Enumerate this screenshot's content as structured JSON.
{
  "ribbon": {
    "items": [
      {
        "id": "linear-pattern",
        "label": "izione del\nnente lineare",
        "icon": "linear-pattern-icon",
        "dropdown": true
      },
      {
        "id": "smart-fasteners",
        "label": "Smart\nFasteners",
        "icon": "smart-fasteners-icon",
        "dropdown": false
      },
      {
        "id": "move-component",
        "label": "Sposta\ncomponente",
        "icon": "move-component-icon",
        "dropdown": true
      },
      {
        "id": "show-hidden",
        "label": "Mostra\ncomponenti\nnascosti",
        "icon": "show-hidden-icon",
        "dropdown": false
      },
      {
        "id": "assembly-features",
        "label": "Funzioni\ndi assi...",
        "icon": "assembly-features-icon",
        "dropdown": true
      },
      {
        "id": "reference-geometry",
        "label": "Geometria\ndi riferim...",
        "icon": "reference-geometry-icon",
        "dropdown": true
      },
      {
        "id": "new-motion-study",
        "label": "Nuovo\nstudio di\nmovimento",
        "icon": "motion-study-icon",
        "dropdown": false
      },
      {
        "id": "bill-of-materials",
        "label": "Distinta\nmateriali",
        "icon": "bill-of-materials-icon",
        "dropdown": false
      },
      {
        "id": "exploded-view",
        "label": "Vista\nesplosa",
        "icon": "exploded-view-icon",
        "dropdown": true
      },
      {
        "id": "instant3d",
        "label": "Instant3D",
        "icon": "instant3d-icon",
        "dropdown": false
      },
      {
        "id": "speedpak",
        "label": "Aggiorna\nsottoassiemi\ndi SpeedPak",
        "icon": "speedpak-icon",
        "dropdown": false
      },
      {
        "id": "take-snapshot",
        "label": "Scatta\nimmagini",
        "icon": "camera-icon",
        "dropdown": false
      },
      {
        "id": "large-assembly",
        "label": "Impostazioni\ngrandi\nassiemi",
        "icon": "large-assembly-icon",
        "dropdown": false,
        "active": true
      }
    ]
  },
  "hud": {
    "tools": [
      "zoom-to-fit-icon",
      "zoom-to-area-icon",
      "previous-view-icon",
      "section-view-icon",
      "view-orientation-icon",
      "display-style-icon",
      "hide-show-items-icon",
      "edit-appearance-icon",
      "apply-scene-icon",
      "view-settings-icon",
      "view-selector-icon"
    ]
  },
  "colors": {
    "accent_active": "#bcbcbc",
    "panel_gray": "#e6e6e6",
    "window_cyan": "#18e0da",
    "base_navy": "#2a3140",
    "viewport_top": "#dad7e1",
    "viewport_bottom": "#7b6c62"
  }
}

+ + + + +

> **The exercise**
Select every line in the records above that contains the word "bill".

> **Response to this exercise**
        "id": "bill-of-materials",
        "icon": "bill-of-materials-icon",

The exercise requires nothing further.